EXERCISE GOAL
Copy out every line in the entries below that includes "color".

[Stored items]

----------------

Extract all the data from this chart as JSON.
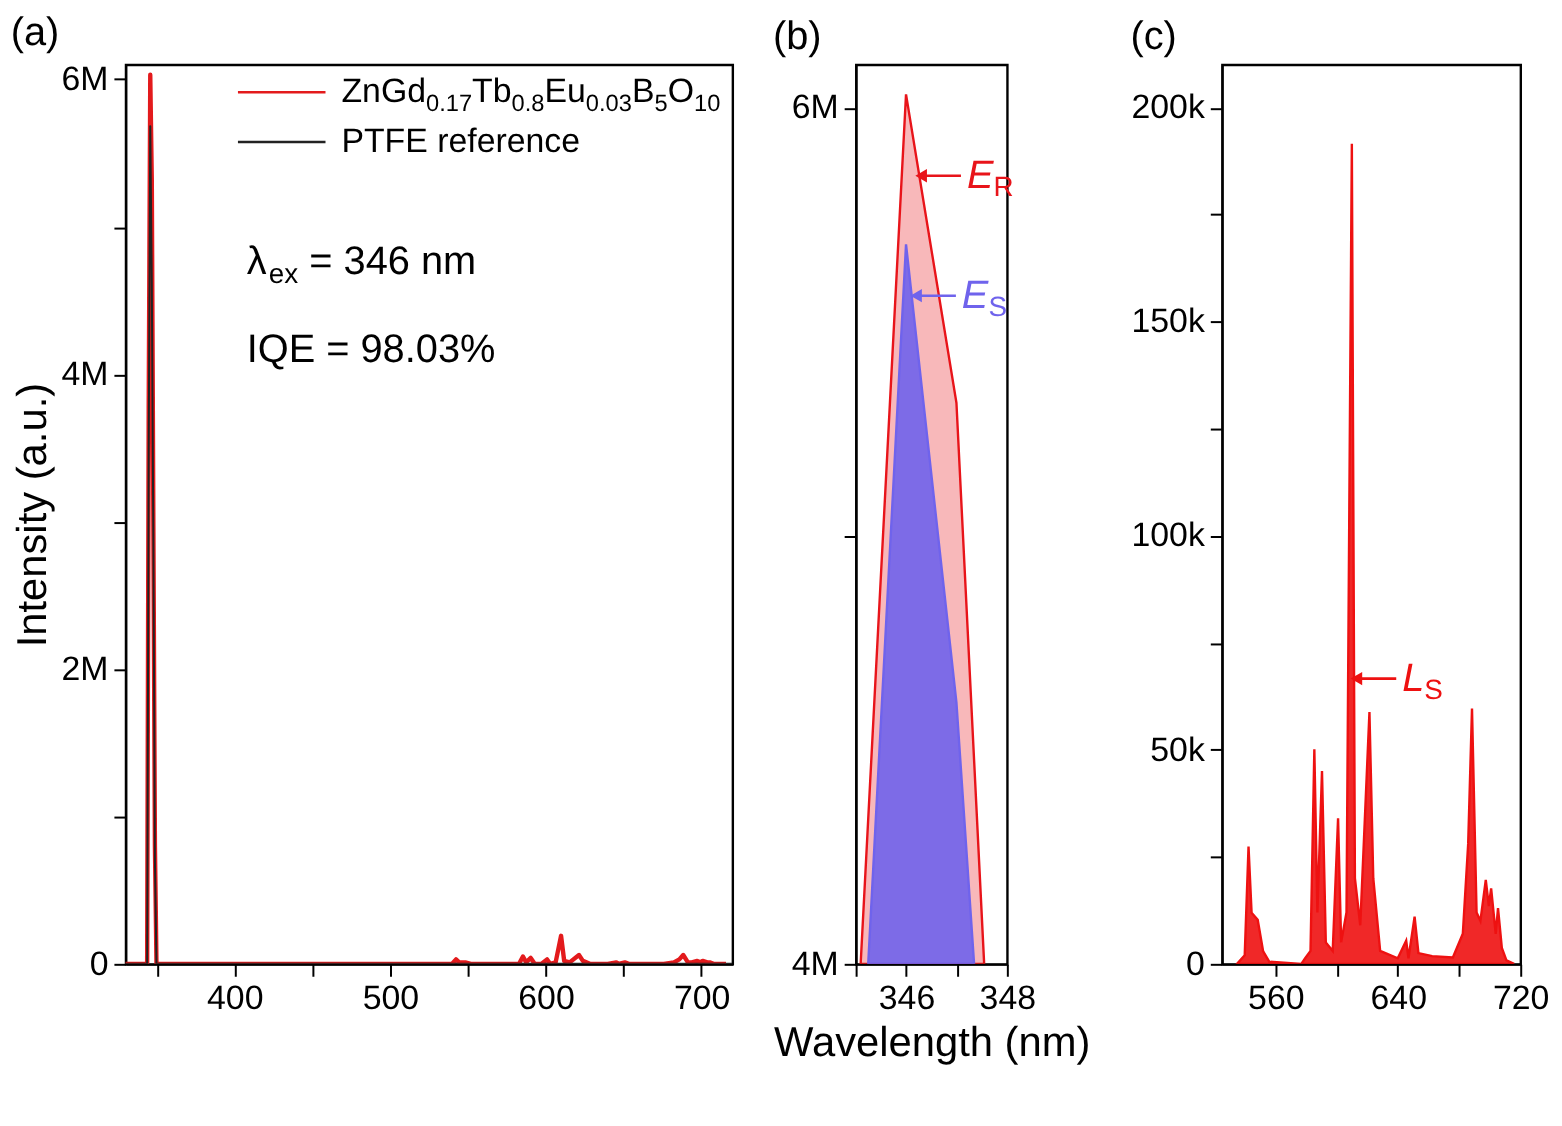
{
  "chart_data": [
    {
      "type": "line",
      "title": "(a)",
      "ylabel": "Intensity (a.u.)",
      "xlim": [
        330,
        720
      ],
      "ylim": [
        0,
        6100000
      ],
      "grid": false,
      "legend": "top right",
      "xticks": [
        {
          "value": 350,
          "label": null
        },
        400,
        {
          "value": 450,
          "label": null
        },
        500,
        {
          "value": 550,
          "label": null
        },
        600,
        {
          "value": 650,
          "label": null
        },
        700
      ],
      "yticks": [
        0,
        {
          "value": 1000000,
          "label": null
        },
        {
          "value": 2000000,
          "label": "2M"
        },
        {
          "value": 3000000,
          "label": null
        },
        {
          "value": 4000000,
          "label": "4M"
        },
        {
          "value": 5000000,
          "label": null
        },
        {
          "value": 6000000,
          "label": "6M"
        }
      ],
      "annotations": [
        "λ$_{ex}$ = 346 nm",
        "IQE = 98.03%"
      ],
      "series": [
        {
          "name": "ZnGd$_{0.17}$Tb$_{0.8}$Eu$_{0.03}$B$_{5}$O$_{10}$",
          "color": "#e31a1c",
          "x": [
            330,
            344,
            345,
            346,
            347,
            348,
            349,
            350,
            535,
            540,
            542.5,
            544.5,
            548.5,
            552,
            556,
            577,
            579.5,
            583,
            585.5,
            587.5,
            590.5,
            593,
            597.5,
            601,
            603,
            606.5,
            610,
            612,
            615.5,
            621.5,
            624,
            628.5,
            640,
            645.5,
            647,
            651,
            653.5,
            662.5,
            676,
            682.5,
            686,
            688.5,
            691.5,
            694,
            697.5,
            699.5,
            701,
            704,
            705.5,
            708,
            711,
            716
          ],
          "values": [
            0,
            0,
            3770000,
            6030000,
            5310000,
            2970000,
            800000,
            0,
            0,
            0,
            30000,
            10000,
            10000,
            0,
            0,
            0,
            0,
            0,
            50000,
            10000,
            40000,
            0,
            0,
            30000,
            0,
            10000,
            190000,
            20000,
            10000,
            60000,
            20000,
            0,
            0,
            10000,
            0,
            10000,
            0,
            0,
            0,
            10000,
            30000,
            60000,
            10000,
            10000,
            20000,
            10000,
            20000,
            10000,
            10000,
            0,
            0,
            0
          ]
        },
        {
          "name": "PTFE reference",
          "color": "#222222",
          "x": [
            330,
            344,
            345,
            346,
            347,
            348,
            349,
            350,
            720
          ],
          "values": [
            0,
            0,
            3470000,
            5680000,
            4610000,
            2870000,
            700000,
            0,
            0
          ]
        }
      ]
    },
    {
      "type": "area",
      "title": "(b)",
      "xlabel": "Wavelength (nm)",
      "xlim": [
        345,
        348
      ],
      "ylim": [
        4000000,
        6100000
      ],
      "grid": false,
      "xticks": [
        {
          "value": 345,
          "label": null
        },
        346,
        {
          "value": 347,
          "label": null
        },
        348
      ],
      "yticks": [
        {
          "value": 4000000,
          "label": "4M"
        },
        {
          "value": 5000000,
          "label": null
        },
        {
          "value": 6000000,
          "label": "6M"
        }
      ],
      "annotations": [
        {
          "text": "E$_{R}$",
          "x": 346.3,
          "y": 5840000
        },
        {
          "text": "E$_{S}$",
          "x": 346.2,
          "y": 5560000
        }
      ],
      "series": [
        {
          "color": "#e8141a",
          "x": [
            345.1,
            346,
            347,
            347.55
          ],
          "values": [
            4000000,
            6030000,
            5310000,
            4000000
          ]
        },
        {
          "color": "#6f63ec",
          "x": [
            345.25,
            346,
            347,
            347.35
          ],
          "values": [
            4000000,
            5680000,
            4610000,
            4000000
          ]
        }
      ]
    },
    {
      "type": "area",
      "title": "(c)",
      "xlim": [
        525,
        720
      ],
      "ylim": [
        0,
        210000
      ],
      "grid": false,
      "xticks": [
        560,
        {
          "value": 600,
          "label": null
        },
        640,
        {
          "value": 680,
          "label": null
        },
        720
      ],
      "yticks": [
        0,
        {
          "value": 25000,
          "label": null
        },
        {
          "value": 50000,
          "label": "50k"
        },
        {
          "value": 75000,
          "label": null
        },
        {
          "value": 100000,
          "label": "100k"
        },
        {
          "value": 125000,
          "label": null
        },
        {
          "value": 150000,
          "label": "150k"
        },
        {
          "value": 175000,
          "label": null
        },
        {
          "value": 200000,
          "label": "200k"
        }
      ],
      "annotations": [
        {
          "text": "L$_{S}$",
          "x": 613,
          "y": 66600
        }
      ],
      "series": [
        {
          "color": "#ee1111",
          "x": [
            535,
            540,
            542.5,
            544.5,
            548.5,
            552,
            556,
            577,
            579.5,
            583,
            585.5,
            587.5,
            590.5,
            593,
            597.5,
            601,
            603,
            606.5,
            610,
            612,
            615.5,
            621.5,
            624,
            628.5,
            640,
            645.5,
            647,
            651,
            653.5,
            662.5,
            676,
            682.5,
            686,
            688.5,
            691.5,
            694,
            697.5,
            699.5,
            701,
            704,
            705.5,
            708,
            711,
            716
          ],
          "values": [
            0,
            2000,
            27400,
            11900,
            10300,
            3000,
            500,
            0,
            1300,
            3000,
            50100,
            12000,
            45000,
            5000,
            3000,
            34000,
            5000,
            12000,
            191500,
            20000,
            9000,
            58800,
            20000,
            3000,
            1300,
            5400,
            1300,
            11000,
            2500,
            1800,
            1500,
            7000,
            28000,
            59600,
            12000,
            10000,
            19600,
            13500,
            17600,
            7000,
            13000,
            3700,
            800,
            0
          ]
        }
      ]
    }
  ]
}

----------------

FULL RESPONSE
          "color": "#e31a1c",
          "color": "#222222",
          "color": "#e8141a",
          "color": "#6f63ec",
          "color": "#ee1111",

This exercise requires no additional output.